Given passage —
[Start of Attachment]

Unless you wish to ignore many of God’s statements and the bible.

Ezekiel 18:20
The soul that sinneth, it shall die. The son shall not bear the iniquity of the father, neither shall the father bear the iniquity of the son: the righteousness of the righteous shall be upon him, and the wickedness of the wicked shall be upon him.

Even some of your own answer that I forecasted above show a better moral sense than what God showed my friend.
Step up and take a bow and recognize that God is pleased to learn a better way and should adore you for teaching him.

Regards
DL

21. ### kwhilbornBannedBanned

Messages:
2,088
I think personifying god is ridiculous. I think it is as ridiculous when the Catholics do it.

However I will say that both the Hindus and the greeks personified god, yet they have different gods for different things which to me is more valid.

For an all knowing god to exist in the deepest reaches of the ocean or space we must be dealing with an all pervading collective consciousness. How else could these be explained?

All religions require prayer.
All religions require belief that the prayer will be answered.
All religions require thankfulness.

So the common parts of religion seem to have 3 basic precepts.

Personifying a Hindu or Greek deity is more of a form of asking/praying than actual personification. If they worship or sacrifice or pray to their god of health then it is to help someone sick. The Christians just have the one god who has no specific skill set.

[End of Attachment]

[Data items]
[Start of Attachment]

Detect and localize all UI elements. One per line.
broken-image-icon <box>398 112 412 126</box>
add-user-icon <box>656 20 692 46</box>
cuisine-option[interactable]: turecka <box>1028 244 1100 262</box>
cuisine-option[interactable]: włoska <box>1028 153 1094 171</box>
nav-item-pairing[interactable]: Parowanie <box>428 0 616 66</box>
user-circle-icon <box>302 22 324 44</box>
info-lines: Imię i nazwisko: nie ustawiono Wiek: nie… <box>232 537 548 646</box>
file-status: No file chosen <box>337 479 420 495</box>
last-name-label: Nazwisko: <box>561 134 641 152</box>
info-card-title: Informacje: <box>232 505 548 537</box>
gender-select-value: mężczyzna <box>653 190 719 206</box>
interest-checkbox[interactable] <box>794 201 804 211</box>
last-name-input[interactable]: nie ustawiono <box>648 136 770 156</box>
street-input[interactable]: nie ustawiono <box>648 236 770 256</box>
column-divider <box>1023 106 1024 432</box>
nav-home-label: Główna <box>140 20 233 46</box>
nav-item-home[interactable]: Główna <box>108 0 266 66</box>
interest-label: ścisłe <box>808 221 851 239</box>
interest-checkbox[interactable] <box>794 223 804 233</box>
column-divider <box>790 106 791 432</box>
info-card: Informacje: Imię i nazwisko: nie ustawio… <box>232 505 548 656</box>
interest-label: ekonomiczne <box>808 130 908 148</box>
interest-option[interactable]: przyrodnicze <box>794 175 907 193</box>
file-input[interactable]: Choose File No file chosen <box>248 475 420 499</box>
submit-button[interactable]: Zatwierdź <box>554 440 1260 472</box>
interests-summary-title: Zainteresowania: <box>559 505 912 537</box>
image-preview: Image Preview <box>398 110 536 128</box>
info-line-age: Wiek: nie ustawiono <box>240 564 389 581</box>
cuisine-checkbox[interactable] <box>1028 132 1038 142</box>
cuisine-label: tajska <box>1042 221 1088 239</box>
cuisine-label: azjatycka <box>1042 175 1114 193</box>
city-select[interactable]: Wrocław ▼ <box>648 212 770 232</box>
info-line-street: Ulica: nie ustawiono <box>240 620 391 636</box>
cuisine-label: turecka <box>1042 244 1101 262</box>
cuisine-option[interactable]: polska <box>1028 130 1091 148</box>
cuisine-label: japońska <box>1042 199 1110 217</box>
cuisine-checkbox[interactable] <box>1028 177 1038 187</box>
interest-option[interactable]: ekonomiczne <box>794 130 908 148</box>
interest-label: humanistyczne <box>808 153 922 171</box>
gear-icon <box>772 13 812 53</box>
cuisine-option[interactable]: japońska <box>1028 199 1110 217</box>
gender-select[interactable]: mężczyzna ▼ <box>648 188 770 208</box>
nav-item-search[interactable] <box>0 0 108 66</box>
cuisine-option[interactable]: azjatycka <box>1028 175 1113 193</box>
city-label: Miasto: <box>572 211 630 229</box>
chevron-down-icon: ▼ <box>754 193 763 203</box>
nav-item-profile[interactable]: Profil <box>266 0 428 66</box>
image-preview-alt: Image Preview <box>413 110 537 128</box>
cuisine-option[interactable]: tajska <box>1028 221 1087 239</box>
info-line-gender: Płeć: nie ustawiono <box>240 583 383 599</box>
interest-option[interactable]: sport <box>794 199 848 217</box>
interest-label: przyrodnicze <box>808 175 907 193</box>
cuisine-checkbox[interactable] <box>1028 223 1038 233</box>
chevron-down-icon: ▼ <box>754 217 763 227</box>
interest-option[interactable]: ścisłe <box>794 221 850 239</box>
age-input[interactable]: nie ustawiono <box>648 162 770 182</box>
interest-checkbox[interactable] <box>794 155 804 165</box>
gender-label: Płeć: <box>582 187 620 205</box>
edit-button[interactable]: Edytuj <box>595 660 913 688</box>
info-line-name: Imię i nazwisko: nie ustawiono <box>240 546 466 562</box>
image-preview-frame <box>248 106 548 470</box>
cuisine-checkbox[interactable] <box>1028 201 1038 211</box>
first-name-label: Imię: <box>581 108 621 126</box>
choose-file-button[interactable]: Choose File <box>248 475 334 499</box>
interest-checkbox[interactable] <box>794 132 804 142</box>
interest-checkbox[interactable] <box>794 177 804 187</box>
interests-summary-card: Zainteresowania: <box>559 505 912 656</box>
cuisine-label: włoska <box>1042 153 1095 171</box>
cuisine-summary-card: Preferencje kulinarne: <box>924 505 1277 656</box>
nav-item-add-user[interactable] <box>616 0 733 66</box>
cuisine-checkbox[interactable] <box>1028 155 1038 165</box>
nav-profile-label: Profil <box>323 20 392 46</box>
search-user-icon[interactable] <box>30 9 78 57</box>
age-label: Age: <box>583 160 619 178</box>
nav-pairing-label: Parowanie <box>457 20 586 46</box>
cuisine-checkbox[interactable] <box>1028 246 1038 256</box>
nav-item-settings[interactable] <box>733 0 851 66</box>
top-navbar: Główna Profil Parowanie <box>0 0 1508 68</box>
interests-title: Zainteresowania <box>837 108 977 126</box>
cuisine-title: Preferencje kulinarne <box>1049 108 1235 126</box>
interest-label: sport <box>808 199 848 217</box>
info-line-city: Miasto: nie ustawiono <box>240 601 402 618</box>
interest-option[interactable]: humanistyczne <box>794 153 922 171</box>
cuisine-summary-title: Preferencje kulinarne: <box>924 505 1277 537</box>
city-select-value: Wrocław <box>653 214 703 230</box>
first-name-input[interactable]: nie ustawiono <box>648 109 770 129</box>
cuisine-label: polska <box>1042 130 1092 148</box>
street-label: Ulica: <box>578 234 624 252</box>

[End of Attachment]

Exercise directions — Please carry on the forum discussion about God and religion, picking up right after its last sentence. These records have no connection to the forum discussion about God and religion.

Reply —
I Think god is "All that is plus a bit more". So I think "god sees every sparrow that falls in the forest because god is every sparrow that falls in the forest".

So yes. I do think quoting the bible or some other contrived renditions of gods word is ridiculous. I have outlined my reasoning.

Many scientists feel all matter is connected. If we are all one, then a collective consciousness is also a possibility. If this collective consciousness is a mass great beyond imagining then the idea of a controlling entity is not as far fetched.

What existed before the big bang?

What lies beyond space as we know it?

HONESTLY ANSWER THESE QUESTIONS. They are very deep and at the root of our dilemma.

My explanation for everything is that there was once a vast emptiness in space that was somehow conscious with a pre collective consciousness that did not consist of others. As this entity learned to twist space for cause/effect over time Matter was born and life itself was an opportunity for this lonesome entity to experience touch,hunger,food,pain,sadness,anger,love,joy,romance, and everything we experience is shared to this entity. I believe this entity wants us to have more good feelings than bad feelings and will help us when we ask. So pray, issue intent, have faith, and be thankful over the tiniest of desires. It is not selfish to improve your experience.

22. ### Greatest I amValued Senior Member

Messages:
3,740
A better way of thinking than Christians.

To your two questions. Who cares. Knowing would just add to history and that would not effect the happiness factor one bit.

To personification.

As a Gnostic Christian, I agree that God is that which we are so we basically agree on his description but not quite.
You give it more than I can because of my apotheosis.

Why then would you say that we should not give it a sex, gender or personify it?

To women, God will be a woman. To men, God will be a man.

To the religions, as it was in the distant past, God was depicted as androgynous. Even the Jewish God was androgynous although Christians screwed that up with their foolish Trinity concept.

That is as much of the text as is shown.